> WHAT TO DO
Give a verbatim quotation of every record.

Data entries
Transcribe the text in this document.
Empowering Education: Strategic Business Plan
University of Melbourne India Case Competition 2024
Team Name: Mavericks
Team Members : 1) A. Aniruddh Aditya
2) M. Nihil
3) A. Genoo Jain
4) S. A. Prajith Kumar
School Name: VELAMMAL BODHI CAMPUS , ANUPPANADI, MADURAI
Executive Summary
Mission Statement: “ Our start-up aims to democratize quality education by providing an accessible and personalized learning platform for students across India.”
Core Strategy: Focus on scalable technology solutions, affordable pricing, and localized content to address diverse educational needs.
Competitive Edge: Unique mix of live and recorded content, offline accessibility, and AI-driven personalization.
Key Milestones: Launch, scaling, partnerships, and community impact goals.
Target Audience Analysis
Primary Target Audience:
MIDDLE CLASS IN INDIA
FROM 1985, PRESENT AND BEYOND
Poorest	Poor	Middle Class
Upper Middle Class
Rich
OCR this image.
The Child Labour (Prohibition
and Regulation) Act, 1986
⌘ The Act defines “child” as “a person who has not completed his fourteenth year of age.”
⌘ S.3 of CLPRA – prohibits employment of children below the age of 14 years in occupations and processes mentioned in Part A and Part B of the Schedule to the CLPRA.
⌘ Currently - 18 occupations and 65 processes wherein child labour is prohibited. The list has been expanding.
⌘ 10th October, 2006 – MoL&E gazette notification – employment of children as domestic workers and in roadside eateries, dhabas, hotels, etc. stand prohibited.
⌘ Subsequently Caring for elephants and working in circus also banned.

> RESULT OF THE EXERCISE
Transcribe the text in this document.
Empowering Education: Strategic Business Plan
University of Melbourne India Case Competition 2024
Team Name: Mavericks
Team Members : 1) A. Aniruddh Aditya
2) M. Nihil
3) A. Genoo Jain
4) S. A. Prajith Kumar
School Name: VELAMMAL BODHI CAMPUS , ANUPPANADI, MADURAI
Executive Summary
Mission Statement: “ Our start-up aims to democratize quality education by providing an accessible and personalized learning platform for students across India.”
Core Strategy: Focus on scalable technology solutions, affordable pricing, and localized content to address diverse educational needs.
Competitive Edge: Unique mix of live and recorded content, offline accessibility, and AI-driven personalization.
Key Milestones: Launch, scaling, partnerships, and community impact goals.
Target Audience Analysis
Primary Target Audience:
MIDDLE CLASS IN INDIA
FROM 1985, PRESENT AND BEYOND
Poorest	Poor	Middle Class
Upper Middle Class
Rich
OCR this image.
The Child Labour (Prohibition
and Regulation) Act, 1986
⌘ The Act defines “child” as “a person who has not completed his fourteenth year of age.”
⌘ S.3 of CLPRA – prohibits employment of children below the age of 14 years in occupations and processes mentioned in Part A and Part B of the Schedule to the CLPRA.
⌘ Currently - 18 occupations and 65 processes wherein child labour is prohibited. The list has been expanding.
⌘ 10th October, 2006 – MoL&E gazette notification – employment of children as domestic workers and in roadside eateries, dhabas, hotels, etc. stand prohibited.
⌘ Subsequently Caring for elephants and working in circus also banned.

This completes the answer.